* **DIRECTIONS FOR THIS TASK**
Show all lines from the data that include the word "title".

* **RECORDS PROVIDED**
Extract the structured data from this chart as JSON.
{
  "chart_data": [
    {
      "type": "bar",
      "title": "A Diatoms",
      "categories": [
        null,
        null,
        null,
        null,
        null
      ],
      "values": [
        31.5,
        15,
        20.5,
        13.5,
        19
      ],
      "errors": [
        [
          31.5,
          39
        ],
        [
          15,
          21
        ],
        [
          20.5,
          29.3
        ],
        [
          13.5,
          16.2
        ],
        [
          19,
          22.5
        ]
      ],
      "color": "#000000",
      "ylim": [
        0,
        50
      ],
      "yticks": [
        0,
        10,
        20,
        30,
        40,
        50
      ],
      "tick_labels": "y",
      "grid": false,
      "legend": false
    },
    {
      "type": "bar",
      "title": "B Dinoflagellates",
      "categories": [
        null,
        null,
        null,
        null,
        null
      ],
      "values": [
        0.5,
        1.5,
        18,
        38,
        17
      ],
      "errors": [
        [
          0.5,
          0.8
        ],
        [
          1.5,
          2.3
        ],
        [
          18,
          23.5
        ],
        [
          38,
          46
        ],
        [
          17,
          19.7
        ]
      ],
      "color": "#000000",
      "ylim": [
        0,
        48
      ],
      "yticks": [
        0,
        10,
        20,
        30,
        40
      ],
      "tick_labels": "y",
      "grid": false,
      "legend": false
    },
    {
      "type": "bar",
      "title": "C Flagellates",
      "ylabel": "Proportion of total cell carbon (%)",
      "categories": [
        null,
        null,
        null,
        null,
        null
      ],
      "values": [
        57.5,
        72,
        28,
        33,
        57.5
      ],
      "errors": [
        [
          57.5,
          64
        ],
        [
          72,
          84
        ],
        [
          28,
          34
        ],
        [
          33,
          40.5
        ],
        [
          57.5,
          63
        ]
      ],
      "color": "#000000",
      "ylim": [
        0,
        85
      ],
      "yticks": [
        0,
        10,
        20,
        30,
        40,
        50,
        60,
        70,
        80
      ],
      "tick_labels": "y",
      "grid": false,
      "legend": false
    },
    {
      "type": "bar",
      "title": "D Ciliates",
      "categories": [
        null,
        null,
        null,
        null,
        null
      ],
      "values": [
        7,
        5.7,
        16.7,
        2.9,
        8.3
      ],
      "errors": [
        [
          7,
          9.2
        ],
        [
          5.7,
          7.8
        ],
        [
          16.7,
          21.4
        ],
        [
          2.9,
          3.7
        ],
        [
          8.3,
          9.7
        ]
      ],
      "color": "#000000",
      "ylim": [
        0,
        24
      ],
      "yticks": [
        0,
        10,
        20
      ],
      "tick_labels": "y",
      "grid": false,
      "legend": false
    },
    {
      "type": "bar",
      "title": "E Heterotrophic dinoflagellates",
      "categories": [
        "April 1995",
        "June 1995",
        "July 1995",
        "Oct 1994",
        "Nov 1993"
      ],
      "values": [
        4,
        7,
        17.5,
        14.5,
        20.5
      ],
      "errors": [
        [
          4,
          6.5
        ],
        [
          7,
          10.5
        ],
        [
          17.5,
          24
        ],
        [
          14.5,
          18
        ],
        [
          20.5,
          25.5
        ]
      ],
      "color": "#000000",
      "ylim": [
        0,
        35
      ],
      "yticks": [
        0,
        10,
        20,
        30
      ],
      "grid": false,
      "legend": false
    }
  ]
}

* **THE RESULT**
      "title": "A Diatoms",
      "title": "B Dinoflagellates",
      "title": "C Flagellates",
      "title": "D Ciliates",
      "title": "E Heterotrophic dinoflagellates",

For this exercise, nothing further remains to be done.